Some records:
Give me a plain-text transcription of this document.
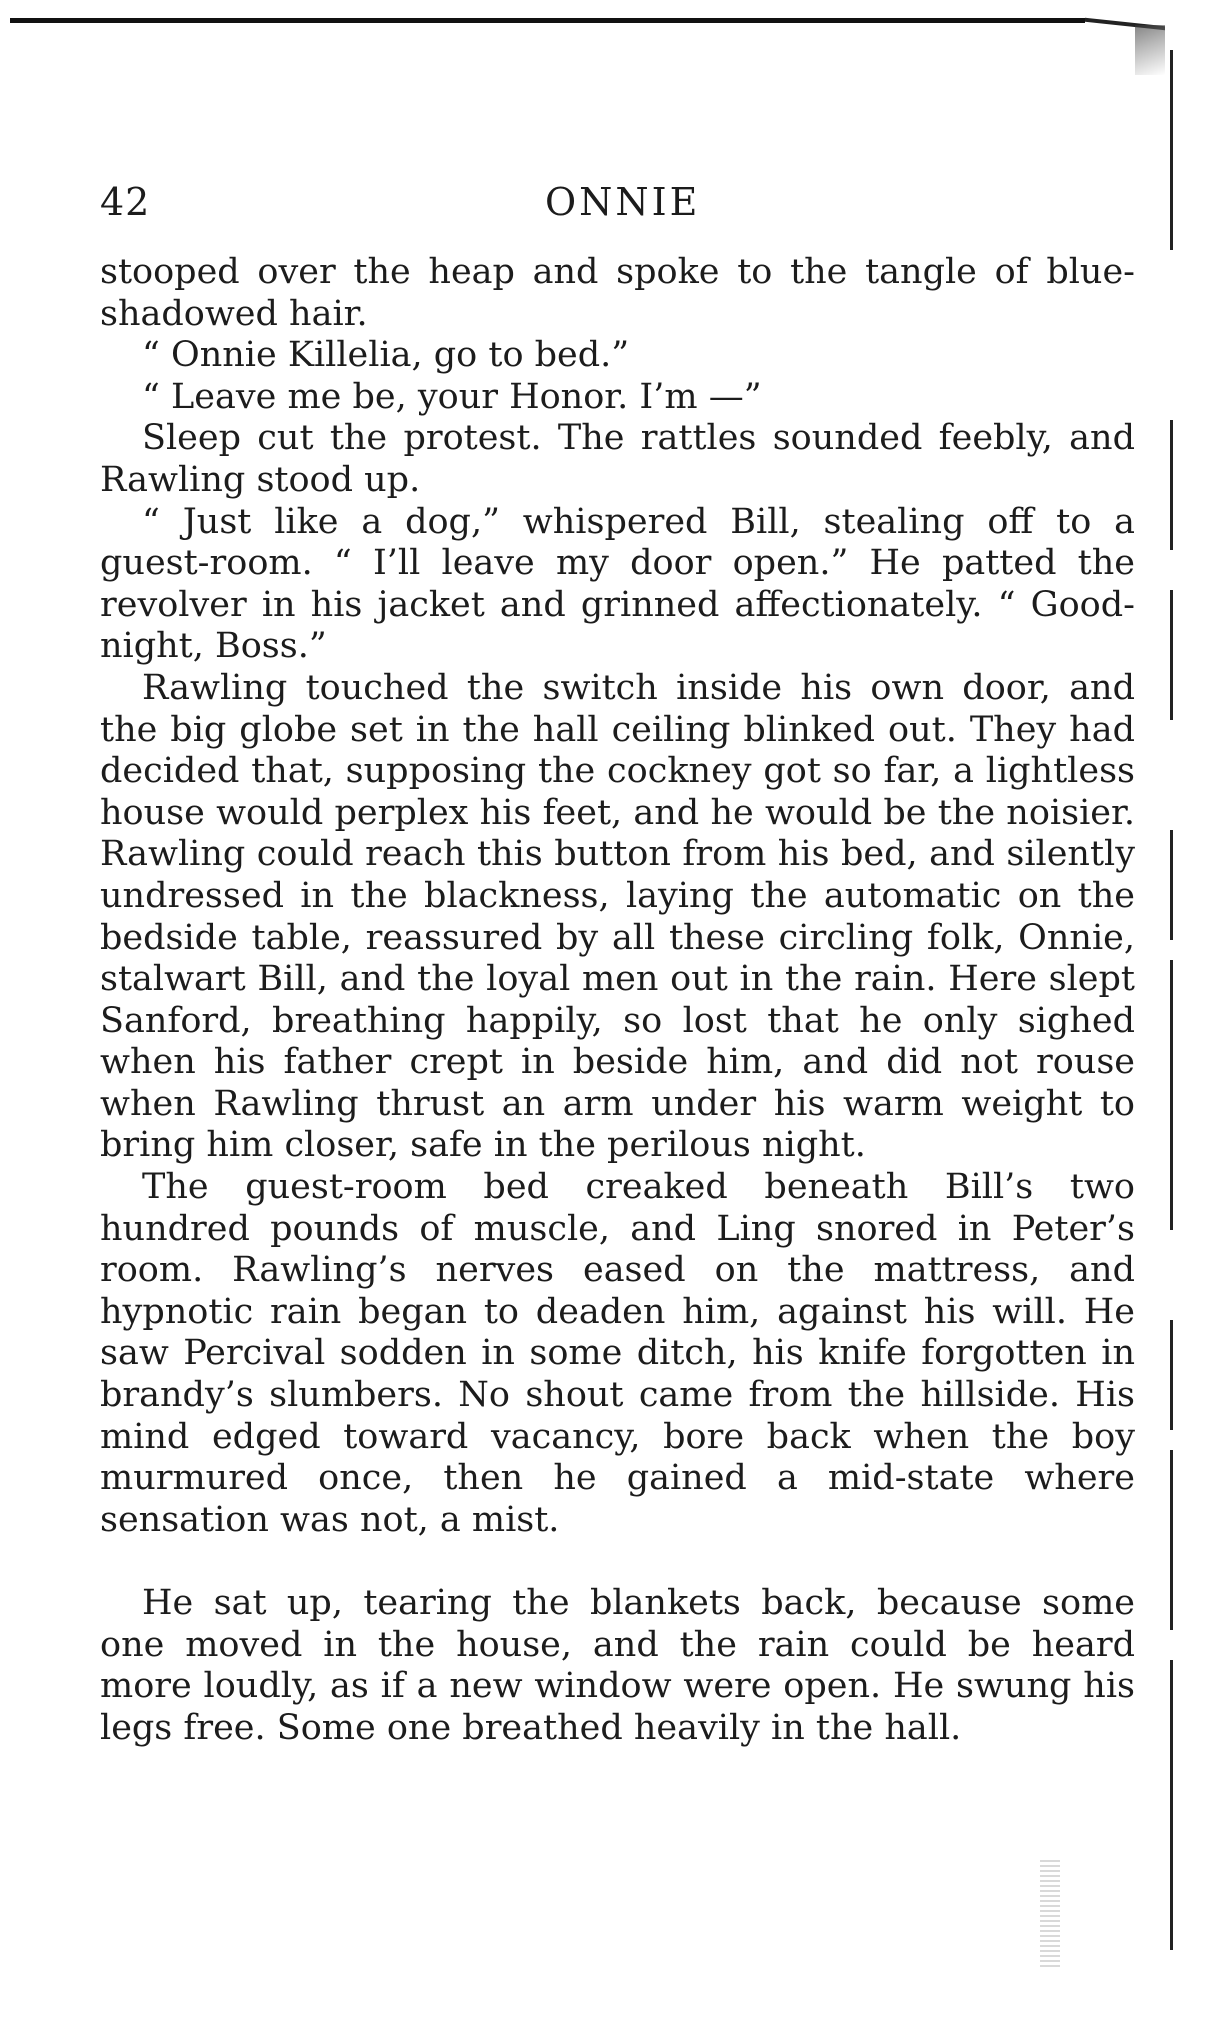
42	ONNIE

stooped over the heap and spoke to the tangle of blue-shadowed hair.

“ Onnie Killelia, go to bed.”

“ Leave me be, your Honor. I’m —”

Sleep cut the protest. The rattles sounded feebly, and Rawling stood up.

“ Just like a dog,” whispered Bill, stealing off to a guest-room. “ I’ll leave my door open.” He patted the revolver in his jacket and grinned affectionately. “ Good-night, Boss.”

Rawling touched the switch inside his own door, and the big globe set in the hall ceiling blinked out. They had decided that, supposing the cockney got so far, a lightless house would perplex his feet, and he would be the noisier. Rawling could reach this button from his bed, and silently undressed in the blackness, laying the automatic on the bedside table, reassured by all these circling folk, Onnie, stalwart Bill, and the loyal men out in the rain. Here slept Sanford, breathing happily, so lost that he only sighed when his father crept in beside him, and did not rouse when Rawling thrust an arm under his warm weight to bring him closer, safe in the perilous night.

The guest-room bed creaked beneath Bill’s two hundred pounds of muscle, and Ling snored in Peter’s room. Rawling’s nerves eased on the mattress, and hypnotic rain began to deaden him, against his will. He saw Percival sodden in some ditch, his knife forgotten in brandy’s slumbers. No shout came from the hillside. His mind edged toward vacancy, bore back when the boy murmured once, then he gained a mid-state where sensation was not, a mist.

He sat up, tearing the blankets back, because some one moved in the house, and the rain could be heard more loudly, as if a new window were open. He swung his legs free. Some one breathed heavily in the hall.
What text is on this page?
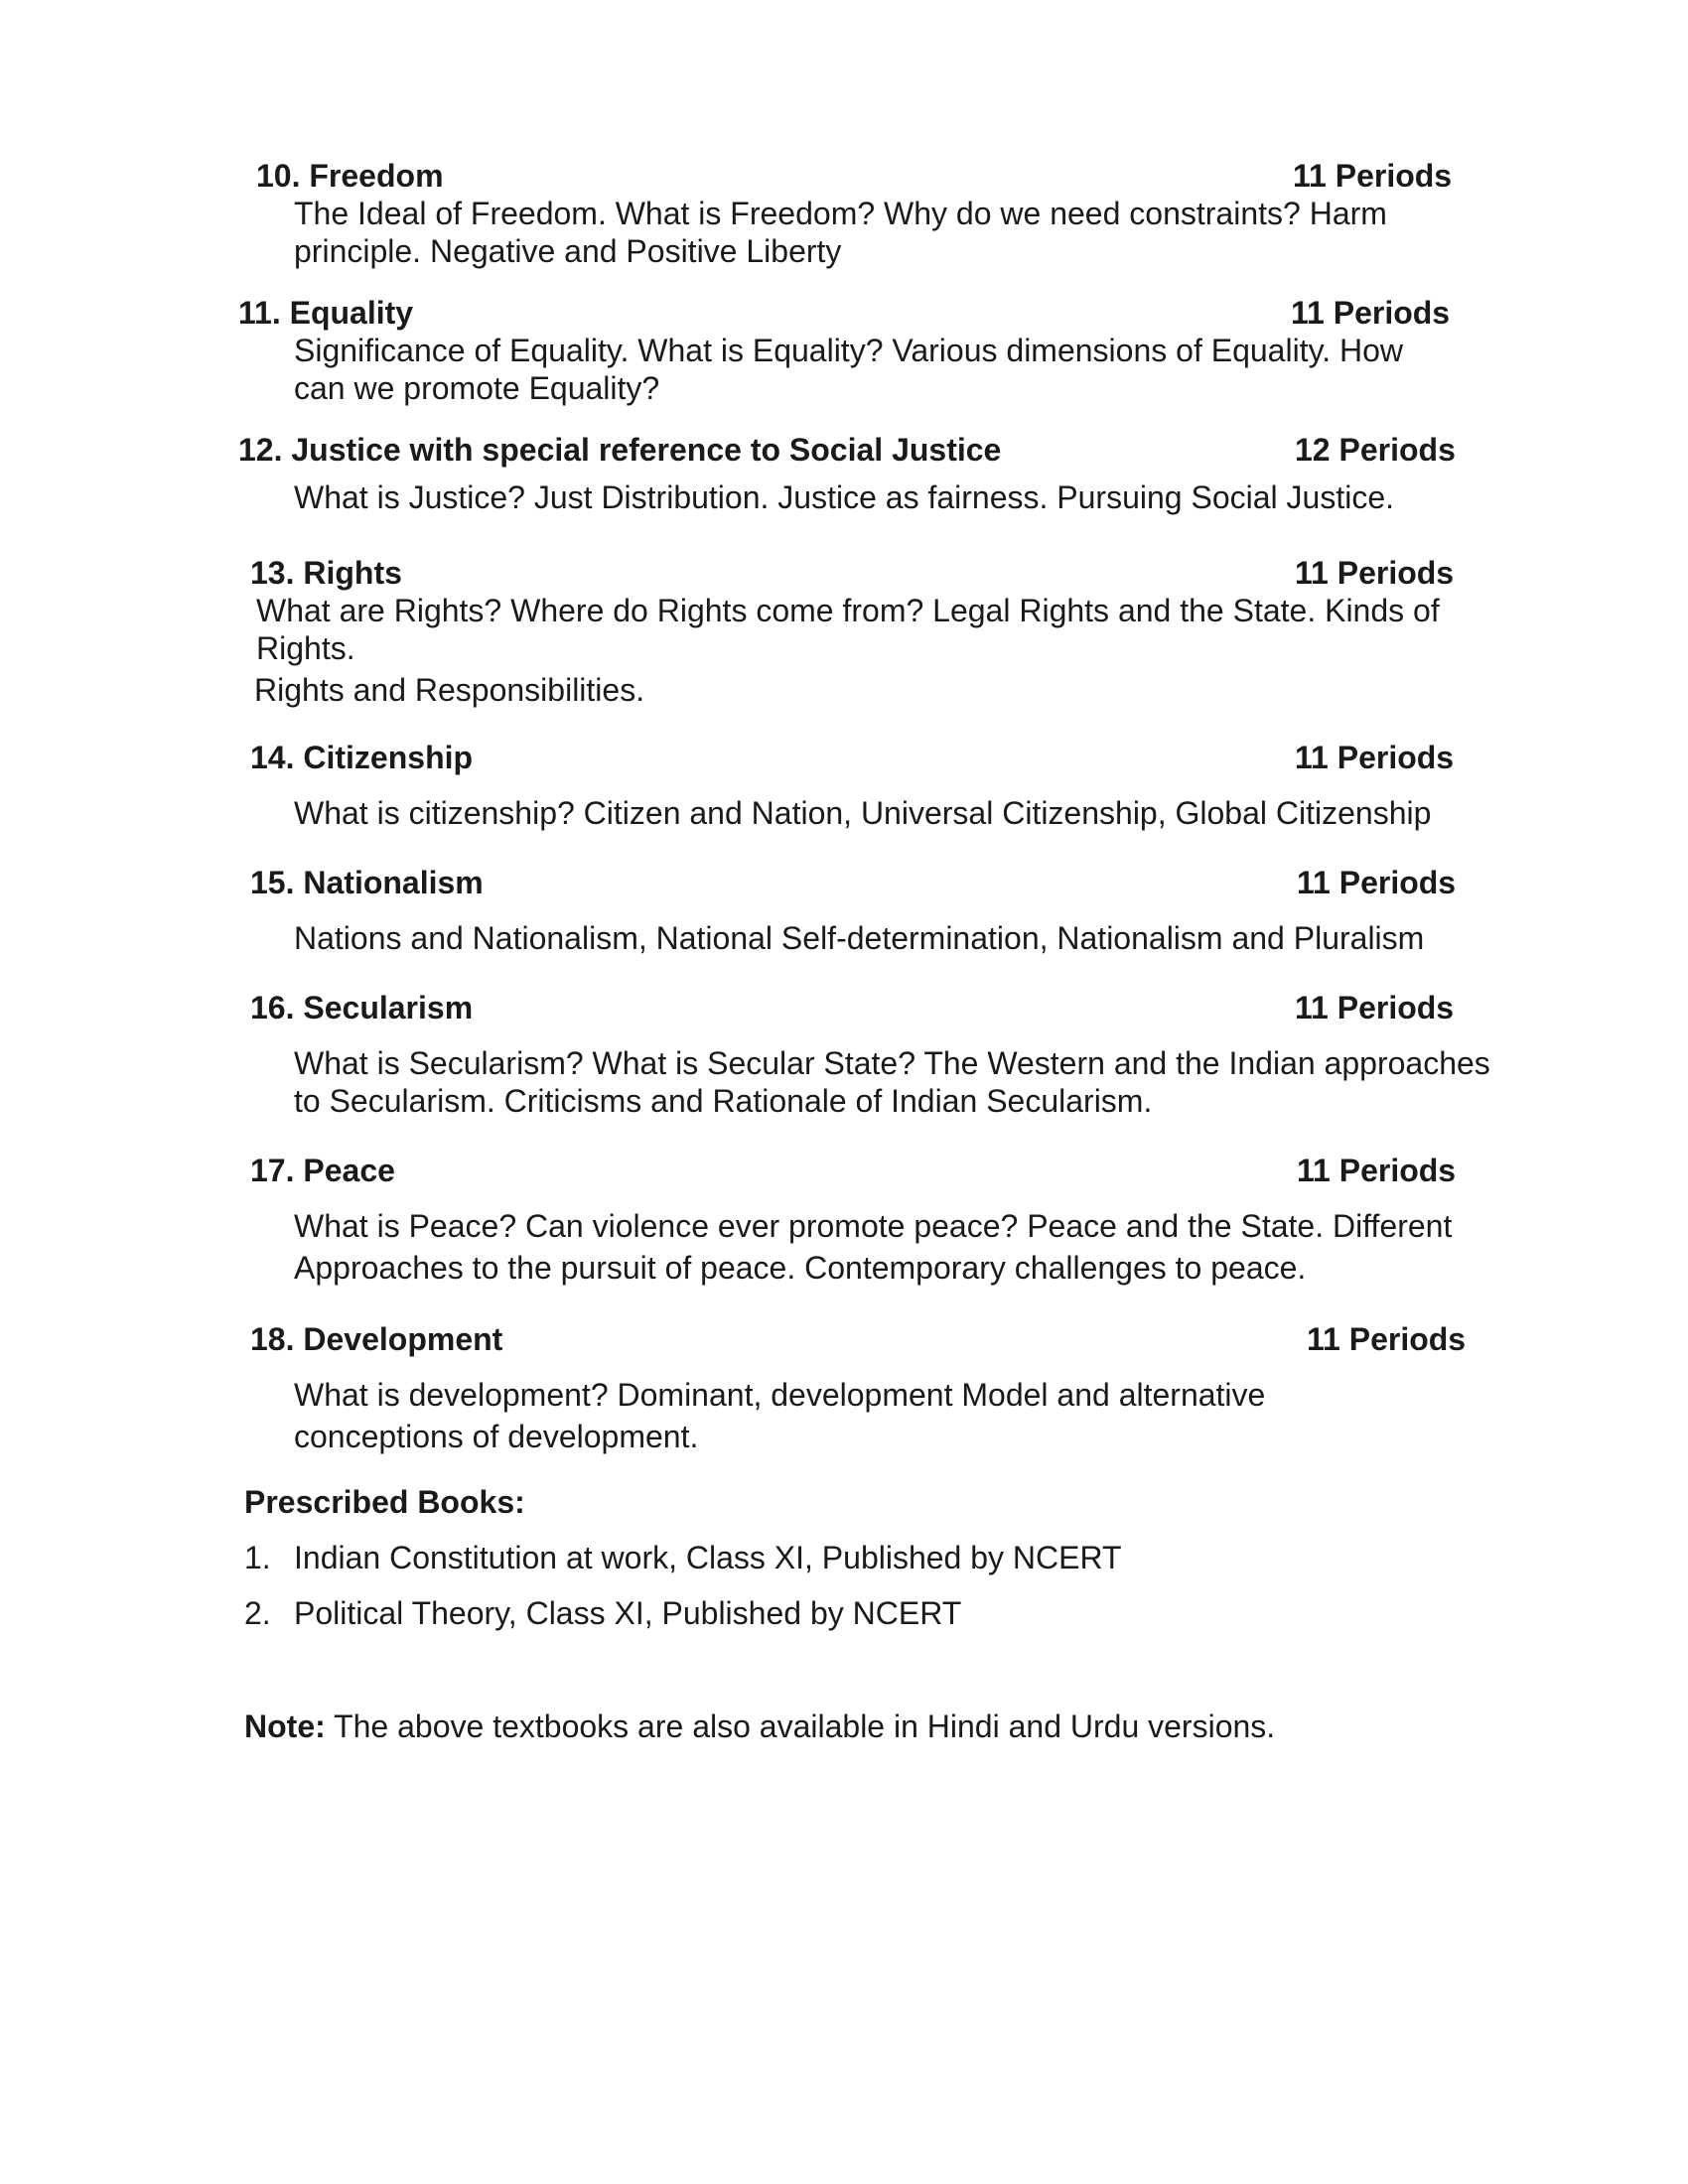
10. Freedom	11 Periods
The Ideal of Freedom. What is Freedom? Why do we need constraints? Harm
principle. Negative and Positive Liberty
11. Equality	11 Periods
Significance of Equality. What is Equality? Various dimensions of Equality. How
can we promote Equality?
12. Justice with special reference to Social Justice	12 Periods
What is Justice? Just Distribution. Justice as fairness. Pursuing Social Justice.
13. Rights	11 Periods
What are Rights? Where do Rights come from? Legal Rights and the State. Kinds of
Rights.
Rights and Responsibilities.
14. Citizenship	11 Periods
What is citizenship? Citizen and Nation, Universal Citizenship, Global Citizenship
15. Nationalism	11 Periods
Nations and Nationalism, National Self-determination, Nationalism and Pluralism
16. Secularism	11 Periods
What is Secularism? What is Secular State? The Western and the Indian approaches
to Secularism. Criticisms and Rationale of Indian Secularism.
17. Peace	11 Periods
What is Peace? Can violence ever promote peace? Peace and the State. Different
Approaches to the pursuit of peace. Contemporary challenges to peace.
18. Development	11 Periods
What is development? Dominant, development Model and alternative
conceptions of development.
Prescribed Books:
1. Indian Constitution at work, Class XI, Published by NCERT
2. Political Theory, Class XI, Published by NCERT
Note: The above textbooks are also available in Hindi and Urdu versions.
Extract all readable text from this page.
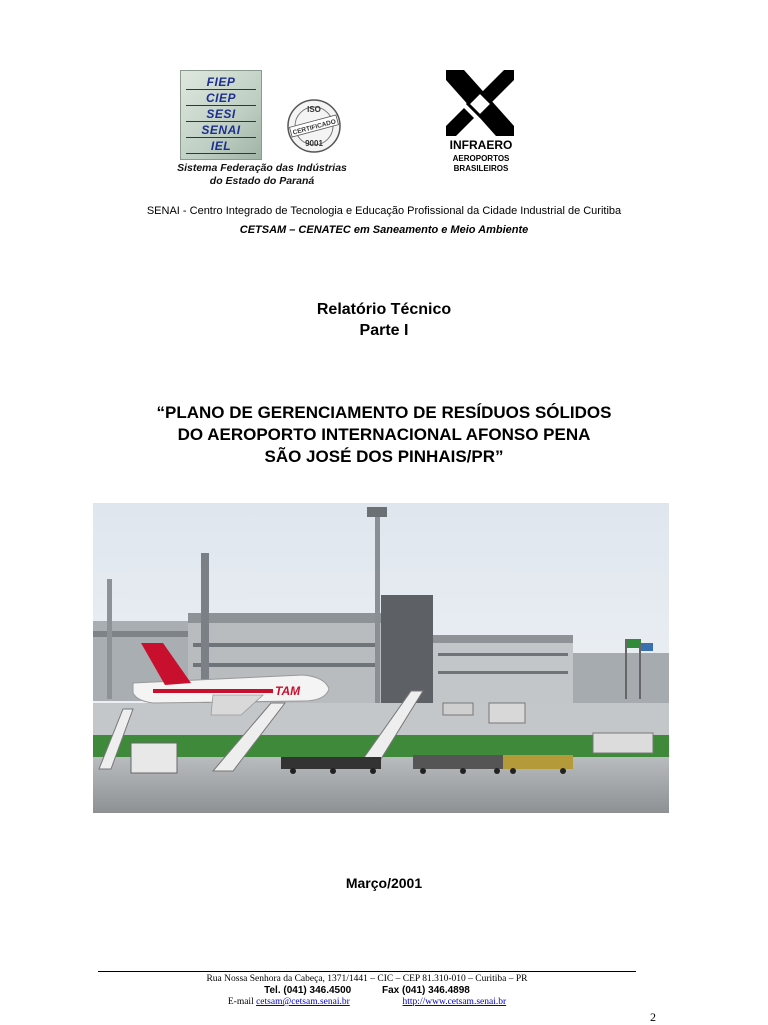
FIEP
CIEP
SESI
SENAI
IEL
ISO
CERTIFICADO
9001
Sistema Federação das Indústrias
do Estado do Paraná
INFRAERO
AEROPORTOS
BRASILEIROS
SENAI - Centro Integrado de Tecnologia e Educação Profissional da Cidade Industrial de Curitiba
CETSAM – CENATEC em Saneamento e Meio Ambiente
Relatório Técnico
Parte I
“PLANO DE GERENCIAMENTO DE RESÍDUOS SÓLIDOS
DO AEROPORTO INTERNACIONAL AFONSO PENA
SÃO JOSÉ DOS PINHAIS/PR”
TAM
Março/2001
Rua Nossa Senhora da Cabeça, 1371/1441 – CIC – CEP 81.310-010 – Curitiba – PR
Tel. (041) 346.4500	Fax (041) 346.4898
E-mail cetsam@cetsam.senai.br	http://www.cetsam.senai.br
2
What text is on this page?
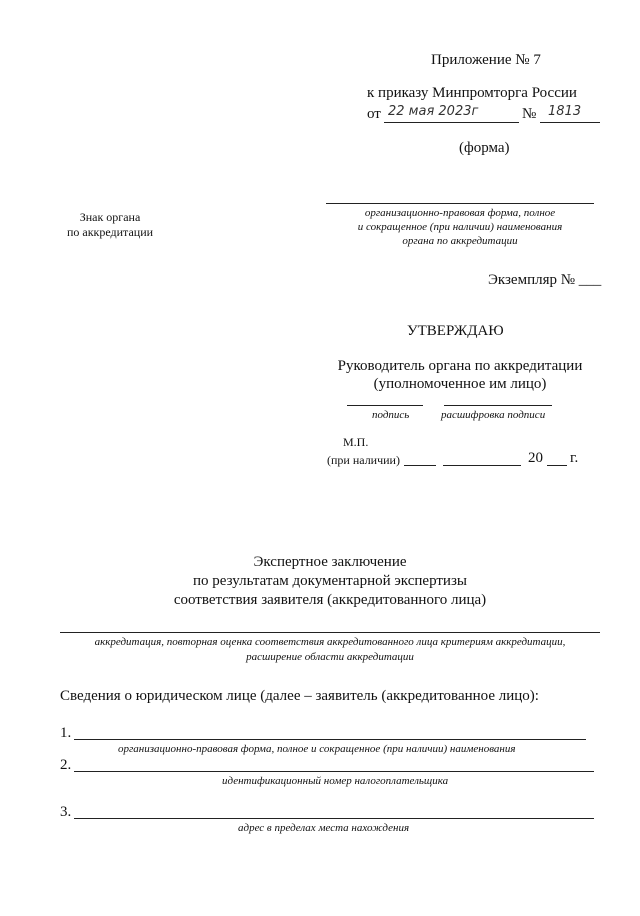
Приложение № 7
к приказу Минпромторга России
от 22 мая 2023г	№ 1813
(форма)
Знак органа
по аккредитации
организационно-правовая форма, полное
и сокращенное (при наличии) наименования
органа по аккредитации
Экземпляр № ___
УТВЕРЖДАЮ
Руководитель органа по аккредитации
(уполномоченное им лицо)
подпись	расшифровка подписи
М.П.
(при наличии)	20 г.
Экспертное заключение
по результатам документарной экспертизы
соответствия заявителя (аккредитованного лица)
аккредитация, повторная оценка соответствия аккредитованного лица критериям аккредитации,
расширение области аккредитации
Сведения о юридическом лице (далее – заявитель (аккредитованное лицо):
1.
организационно-правовая форма, полное и сокращенное (при наличии) наименования
2.
идентификационный номер налогоплательщика
3.
адрес в пределах места нахождения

Required work -> List each line holding the string "Justice".

Result ->
12. Justice with special reference to Social Justice	12 Periods
What is Justice? Just Distribution. Justice as fairness. Pursuing Social Justice.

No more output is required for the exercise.